What the task asks » Copy out all lines that hold "history".

Records to process »
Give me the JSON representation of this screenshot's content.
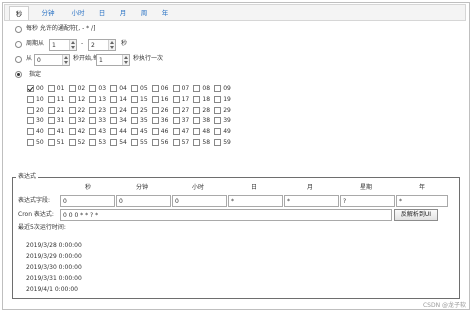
{
  "tabs": [
    "秒",
    "分钟",
    "小时",
    "日",
    "月",
    "周",
    "年"
  ],
  "second": {
    "every_label": "每秒 允许的通配符[, - * /]",
    "cycle_prefix": "周期从",
    "cycle_from": "1",
    "cycle_dash": "-",
    "cycle_to": "2",
    "cycle_suffix": "秒",
    "from_prefix": "从",
    "from_start": "0",
    "from_mid": "秒开始,每",
    "from_step": "1",
    "from_suffix": "秒执行一次",
    "specify_label": "指定",
    "numbers": [
      "00",
      "01",
      "02",
      "03",
      "04",
      "05",
      "06",
      "07",
      "08",
      "09",
      "10",
      "11",
      "12",
      "13",
      "14",
      "15",
      "16",
      "17",
      "18",
      "19",
      "20",
      "21",
      "22",
      "23",
      "24",
      "25",
      "26",
      "27",
      "28",
      "29",
      "30",
      "31",
      "32",
      "33",
      "34",
      "35",
      "36",
      "37",
      "38",
      "39",
      "40",
      "41",
      "42",
      "43",
      "44",
      "45",
      "46",
      "47",
      "48",
      "49",
      "50",
      "51",
      "52",
      "53",
      "54",
      "55",
      "56",
      "57",
      "58",
      "59"
    ],
    "checked": [
      "00"
    ]
  },
  "expression": {
    "legend": "表达式",
    "columns": [
      "秒",
      "分钟",
      "小时",
      "日",
      "月",
      "星期",
      "年"
    ],
    "field_label": "表达式字段:",
    "fields": [
      "0",
      "0",
      "0",
      "*",
      "*",
      "?",
      "*"
    ],
    "cron_label": "Cron 表达式:",
    "cron_value": "0 0 0 * * ? *",
    "parse_button": "反解析到UI",
    "recent_label": "最近5次运行时间:",
    "runs": [
      "2019/3/28 0:00:00",
      "2019/3/29 0:00:00",
      "2019/3/30 0:00:00",
      "2019/3/31 0:00:00",
      "2019/4/1 0:00:00"
    ]
  },
  "watermark": "CSDN @龙子软"
}
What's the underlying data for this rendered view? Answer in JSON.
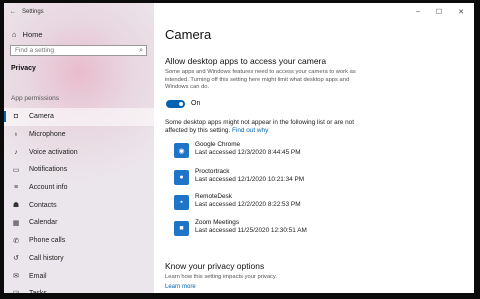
{
  "window": {
    "back_glyph": "←",
    "title": "Settings",
    "controls": {
      "minimize": "–",
      "maximize": "☐",
      "close": "✕"
    }
  },
  "sidebar": {
    "home_label": "Home",
    "search_placeholder": "Find a setting",
    "section_title": "Privacy",
    "group_label": "App permissions",
    "items": [
      {
        "label": "Camera",
        "icon": "camera-icon",
        "glyph": "◘",
        "active": true
      },
      {
        "label": "Microphone",
        "icon": "microphone-icon",
        "glyph": "♁"
      },
      {
        "label": "Voice activation",
        "icon": "voice-icon",
        "glyph": "♪"
      },
      {
        "label": "Notifications",
        "icon": "notifications-icon",
        "glyph": "▭"
      },
      {
        "label": "Account info",
        "icon": "account-icon",
        "glyph": "≡"
      },
      {
        "label": "Contacts",
        "icon": "contacts-icon",
        "glyph": "☗"
      },
      {
        "label": "Calendar",
        "icon": "calendar-icon",
        "glyph": "▦"
      },
      {
        "label": "Phone calls",
        "icon": "phone-icon",
        "glyph": "✆"
      },
      {
        "label": "Call history",
        "icon": "history-icon",
        "glyph": "↺"
      },
      {
        "label": "Email",
        "icon": "email-icon",
        "glyph": "✉"
      },
      {
        "label": "Tasks",
        "icon": "tasks-icon",
        "glyph": "☑"
      }
    ]
  },
  "main": {
    "title": "Camera",
    "heading": "Allow desktop apps to access your camera",
    "description": "Some apps and Windows features need to access your camera to work as intended. Turning off this setting here might limit what desktop apps and Windows can do.",
    "toggle_label": "On",
    "note": "Some desktop apps might not appear in the following list or are not affected by this setting.",
    "note_link": "Find out why",
    "apps": [
      {
        "name": "Google Chrome",
        "last": "Last accessed 12/3/2020 8:44:45 PM",
        "color": "#1f74c8"
      },
      {
        "name": "Proctortrack",
        "last": "Last accessed 12/1/2020 10:21:34 PM",
        "color": "#1f74c8"
      },
      {
        "name": "RemoteDesk",
        "last": "Last accessed 12/2/2020 8:22:53 PM",
        "color": "#1f74c8"
      },
      {
        "name": "Zoom Meetings",
        "last": "Last accessed 11/25/2020 12:30:51 AM",
        "color": "#1f74c8"
      }
    ],
    "privacy_heading": "Know your privacy options",
    "privacy_desc": "Learn how this setting impacts your privacy.",
    "privacy_link": "Learn more"
  },
  "colors": {
    "accent": "#0063b1"
  }
}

Answer to this exercise »
        "label": "Call history",
        "icon": "history-icon",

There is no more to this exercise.